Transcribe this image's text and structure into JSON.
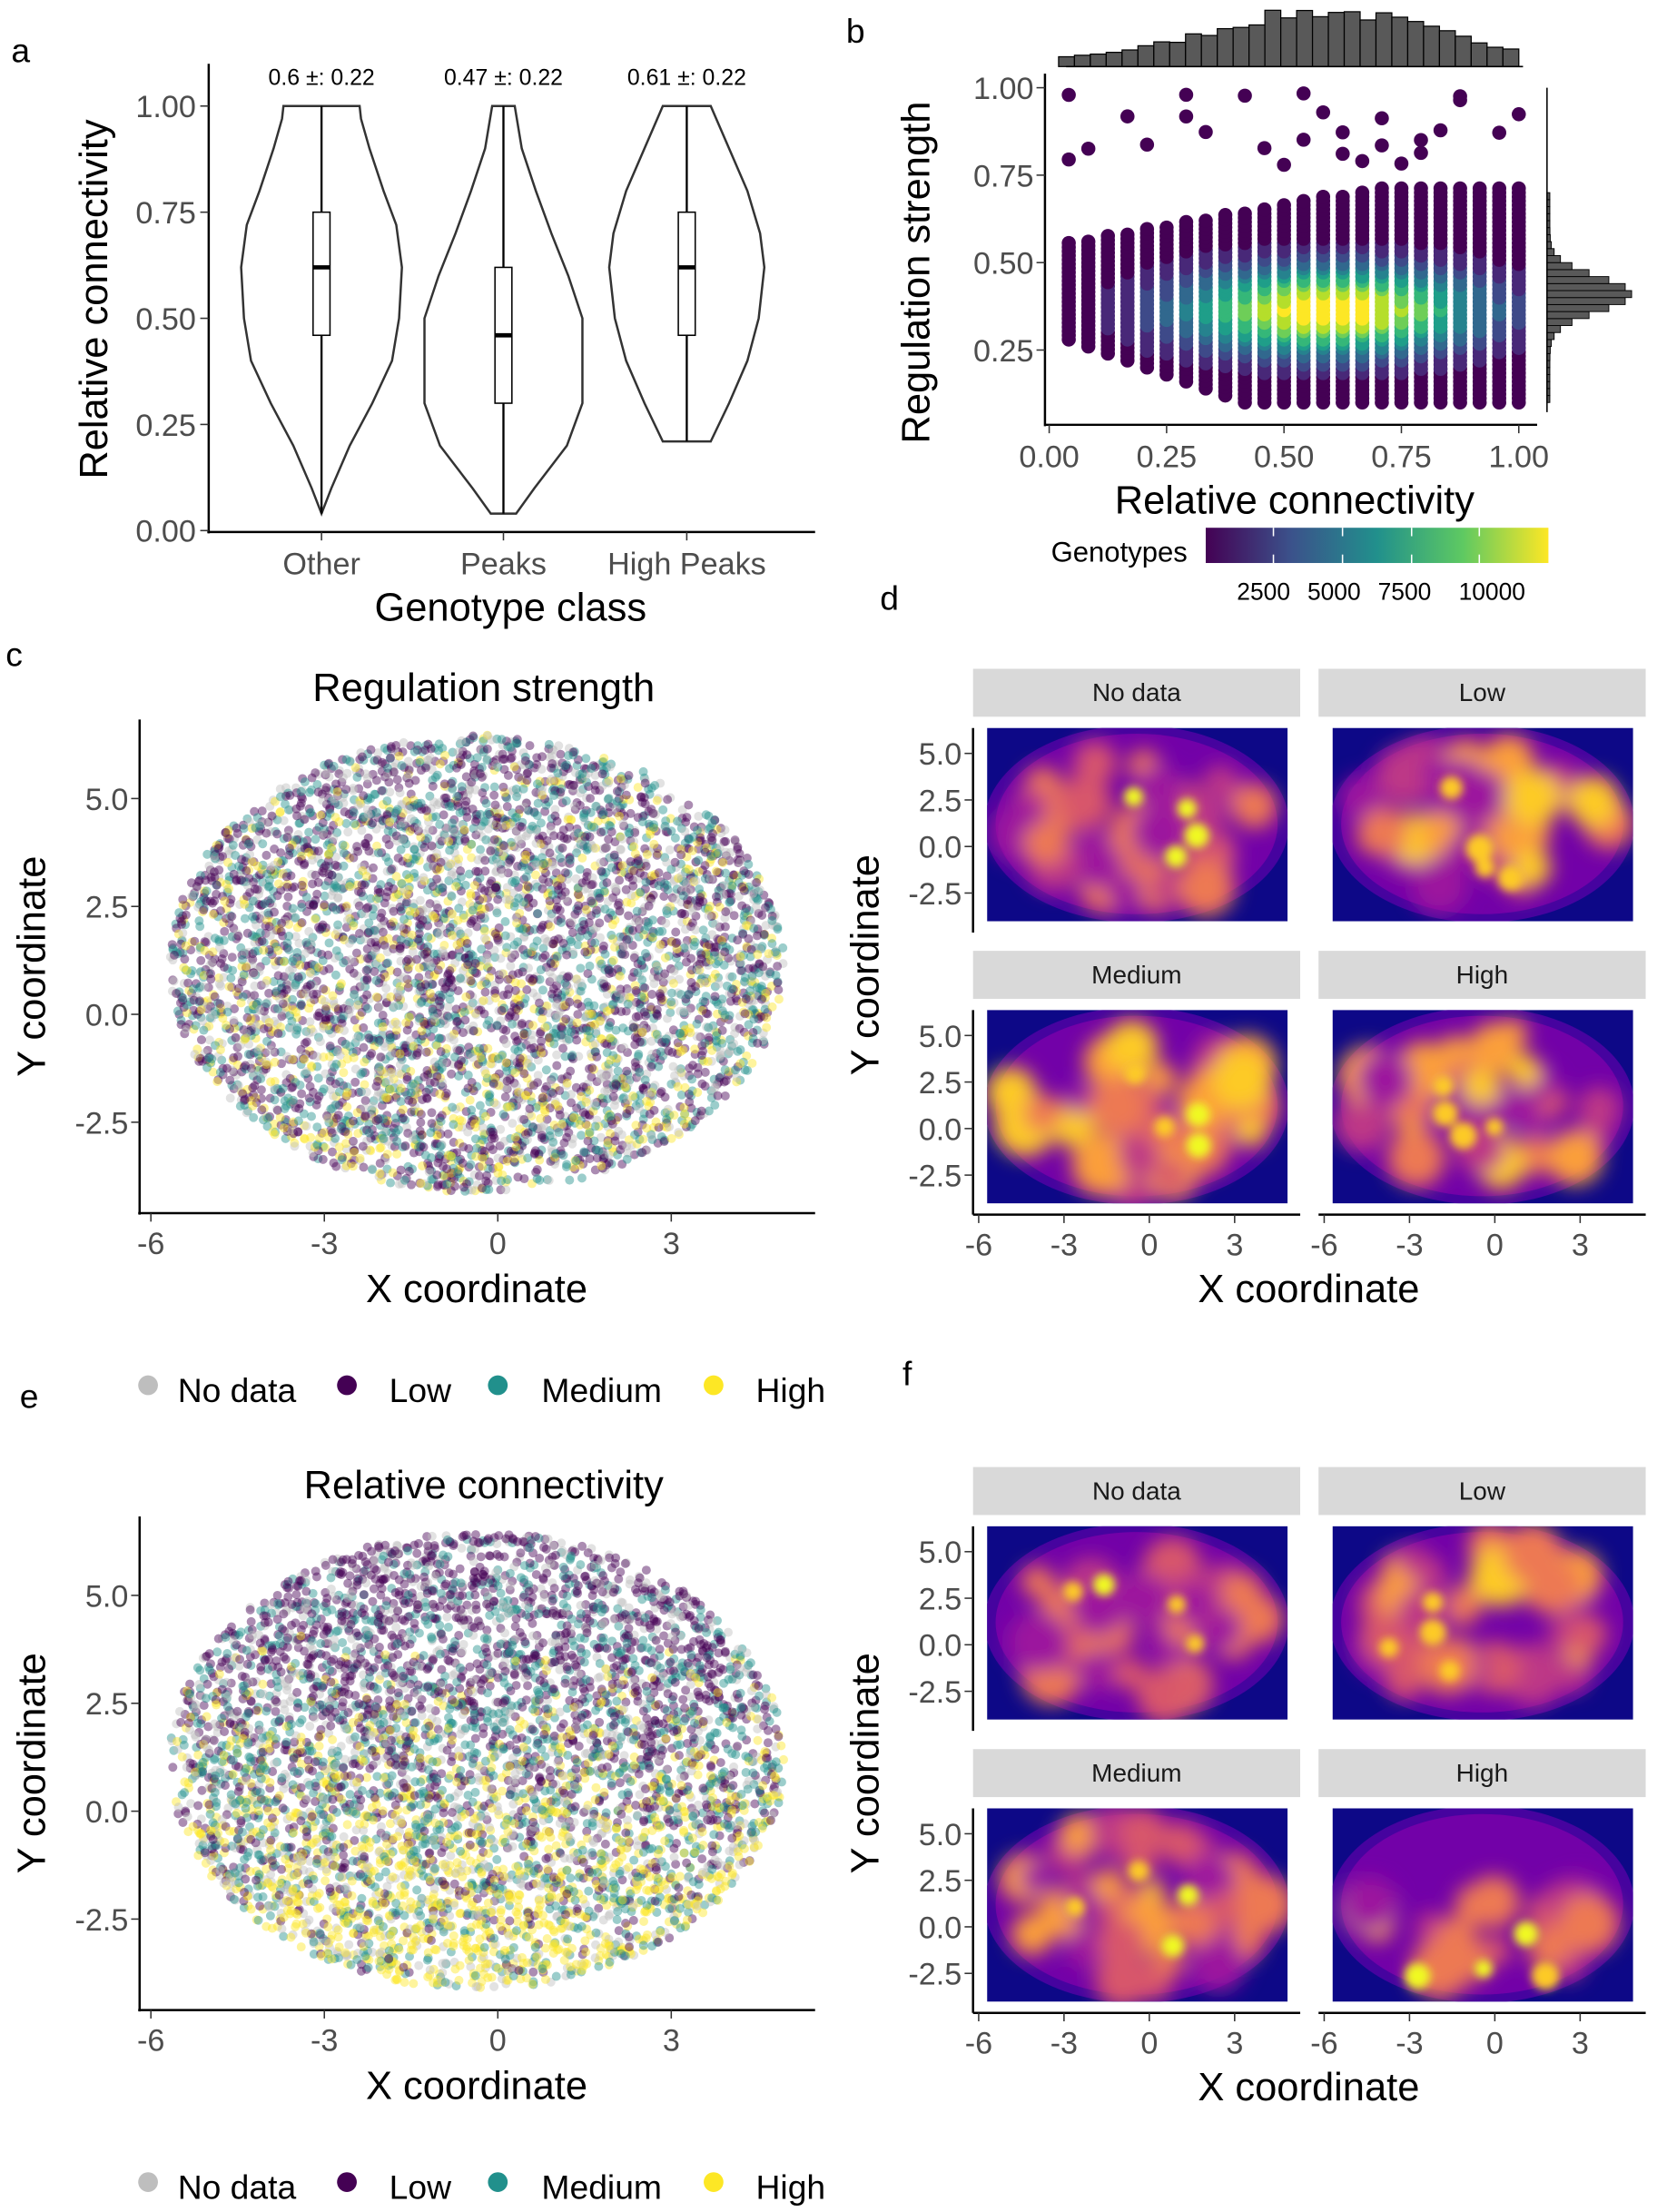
{
  "panel_labels": [
    "a",
    "b",
    "c",
    "d",
    "e",
    "f"
  ],
  "chart_data": [
    {
      "panel": "a",
      "type": "violin",
      "xlabel": "Genotype class",
      "ylabel": "Relative connectivity",
      "categories": [
        "Other",
        "Peaks",
        "High Peaks"
      ],
      "annotations": [
        "0.6 ±: 0.22",
        "0.47 ±: 0.22",
        "0.61 ±: 0.22"
      ],
      "box": [
        {
          "min": 0.04,
          "q1": 0.46,
          "median": 0.62,
          "q3": 0.75,
          "max": 1.0
        },
        {
          "min": 0.04,
          "q1": 0.3,
          "median": 0.46,
          "q3": 0.62,
          "max": 1.0
        },
        {
          "min": 0.21,
          "q1": 0.46,
          "median": 0.62,
          "q3": 0.75,
          "max": 1.0
        }
      ],
      "ylim": [
        0,
        1
      ],
      "y_ticks": [
        "0.00",
        "0.25",
        "0.50",
        "0.75",
        "1.00"
      ],
      "grid": false
    },
    {
      "panel": "b",
      "type": "scatter",
      "xlabel": "Relative connectivity",
      "ylabel": "Regulation strength",
      "xlim": [
        0,
        1
      ],
      "ylim": [
        0.08,
        1
      ],
      "x_ticks": [
        "0.00",
        "0.25",
        "0.50",
        "0.75",
        "1.00"
      ],
      "y_ticks": [
        "0.25",
        "0.50",
        "0.75",
        "1.00"
      ],
      "density_peak": {
        "x": 0.58,
        "y": 0.38
      },
      "marginal_histograms": true,
      "colorbar": {
        "title": "Genotypes",
        "ticks": [
          "2500",
          "5000",
          "7500",
          "10000"
        ],
        "palette": "viridis",
        "range": [
          0,
          12000
        ]
      },
      "grid": false
    },
    {
      "panel": "c",
      "type": "scatter",
      "title": "Regulation strength",
      "xlabel": "X coordinate",
      "ylabel": "Y coordinate",
      "x_ticks": [
        "-6",
        "-3",
        "0",
        "3"
      ],
      "y_ticks": [
        "-2.5",
        "0.0",
        "2.5",
        "5.0"
      ],
      "legend": {
        "position": "bottom",
        "items": [
          {
            "label": "No data",
            "color": "#bebebe"
          },
          {
            "label": "Low",
            "color": "#440154"
          },
          {
            "label": "Medium",
            "color": "#21908c"
          },
          {
            "label": "High",
            "color": "#fde725"
          }
        ]
      }
    },
    {
      "panel": "d",
      "type": "heatmap",
      "facets": [
        "No data",
        "Low",
        "Medium",
        "High"
      ],
      "xlabel": "X coordinate",
      "ylabel": "Y coordinate",
      "x_ticks": [
        "-6",
        "-3",
        "0",
        "3"
      ],
      "y_ticks": [
        "5.0",
        "2.5",
        "0.0",
        "-2.5"
      ],
      "palette": "plasma"
    },
    {
      "panel": "e",
      "type": "scatter",
      "title": "Relative connectivity",
      "xlabel": "X coordinate",
      "ylabel": "Y coordinate",
      "x_ticks": [
        "-6",
        "-3",
        "0",
        "3"
      ],
      "y_ticks": [
        "-2.5",
        "0.0",
        "2.5",
        "5.0"
      ],
      "legend": {
        "position": "bottom",
        "items": [
          {
            "label": "No data",
            "color": "#bebebe"
          },
          {
            "label": "Low",
            "color": "#440154"
          },
          {
            "label": "Medium",
            "color": "#21908c"
          },
          {
            "label": "High",
            "color": "#fde725"
          }
        ]
      }
    },
    {
      "panel": "f",
      "type": "heatmap",
      "facets": [
        "No data",
        "Low",
        "Medium",
        "High"
      ],
      "xlabel": "X coordinate",
      "ylabel": "Y coordinate",
      "x_ticks": [
        "-6",
        "-3",
        "0",
        "3"
      ],
      "y_ticks": [
        "5.0",
        "2.5",
        "0.0",
        "-2.5"
      ],
      "palette": "plasma"
    }
  ]
}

*To do*: Repeat each entry exactly. Pictures do not belong in the copy.

*Written solution*:
Transcribe this image's text and structure into JSON.
{
  "panel_labels": [
    "a",
    "b",
    "c",
    "d",
    "e",
    "f"
  ],
  "chart_data": [
    {
      "panel": "a",
      "type": "violin",
      "xlabel": "Genotype class",
      "ylabel": "Relative connectivity",
      "categories": [
        "Other",
        "Peaks",
        "High Peaks"
      ],
      "annotations": [
        "0.6 ±: 0.22",
        "0.47 ±: 0.22",
        "0.61 ±: 0.22"
      ],
      "box": [
        {
          "min": 0.04,
          "q1": 0.46,
          "median": 0.62,
          "q3": 0.75,
          "max": 1.0
        },
        {
          "min": 0.04,
          "q1": 0.3,
          "median": 0.46,
          "q3": 0.62,
          "max": 1.0
        },
        {
          "min": 0.21,
          "q1": 0.46,
          "median": 0.62,
          "q3": 0.75,
          "max": 1.0
        }
      ],
      "ylim": [
        0,
        1
      ],
      "y_ticks": [
        "0.00",
        "0.25",
        "0.50",
        "0.75",
        "1.00"
      ],
      "grid": false
    },
    {
      "panel": "b",
      "type": "scatter",
      "xlabel": "Relative connectivity",
      "ylabel": "Regulation strength",
      "xlim": [
        0,
        1
      ],
      "ylim": [
        0.08,
        1
      ],
      "x_ticks": [
        "0.00",
        "0.25",
        "0.50",
        "0.75",
        "1.00"
      ],
      "y_ticks": [
        "0.25",
        "0.50",
        "0.75",
        "1.00"
      ],
      "density_peak": {
        "x": 0.58,
        "y": 0.38
      },
      "marginal_histograms": true,
      "colorbar": {
        "title": "Genotypes",
        "ticks": [
          "2500",
          "5000",
          "7500",
          "10000"
        ],
        "palette": "viridis",
        "range": [
          0,
          12000
        ]
      },
      "grid": false
    },
    {
      "panel": "c",
      "type": "scatter",
      "title": "Regulation strength",
      "xlabel": "X coordinate",
      "ylabel": "Y coordinate",
      "x_ticks": [
        "-6",
        "-3",
        "0",
        "3"
      ],
      "y_ticks": [
        "-2.5",
        "0.0",
        "2.5",
        "5.0"
      ],
      "legend": {
        "position": "bottom",
        "items": [
          {
            "label": "No data",
            "color": "#bebebe"
          },
          {
            "label": "Low",
            "color": "#440154"
          },
          {
            "label": "Medium",
            "color": "#21908c"
          },
          {
            "label": "High",
            "color": "#fde725"
          }
        ]
      }
    },
    {
      "panel": "d",
      "type": "heatmap",
      "facets": [
        "No data",
        "Low",
        "Medium",
        "High"
      ],
      "xlabel": "X coordinate",
      "ylabel": "Y coordinate",
      "x_ticks": [
        "-6",
        "-3",
        "0",
        "3"
      ],
      "y_ticks": [
        "5.0",
        "2.5",
        "0.0",
        "-2.5"
      ],
      "palette": "plasma"
    },
    {
      "panel": "e",
      "type": "scatter",
      "title": "Relative connectivity",
      "xlabel": "X coordinate",
      "ylabel": "Y coordinate",
      "x_ticks": [
        "-6",
        "-3",
        "0",
        "3"
      ],
      "y_ticks": [
        "-2.5",
        "0.0",
        "2.5",
        "5.0"
      ],
      "legend": {
        "position": "bottom",
        "items": [
          {
            "label": "No data",
            "color": "#bebebe"
          },
          {
            "label": "Low",
            "color": "#440154"
          },
          {
            "label": "Medium",
            "color": "#21908c"
          },
          {
            "label": "High",
            "color": "#fde725"
          }
        ]
      }
    },
    {
      "panel": "f",
      "type": "heatmap",
      "facets": [
        "No data",
        "Low",
        "Medium",
        "High"
      ],
      "xlabel": "X coordinate",
      "ylabel": "Y coordinate",
      "x_ticks": [
        "-6",
        "-3",
        "0",
        "3"
      ],
      "y_ticks": [
        "5.0",
        "2.5",
        "0.0",
        "-2.5"
      ],
      "palette": "plasma"
    }
  ]
}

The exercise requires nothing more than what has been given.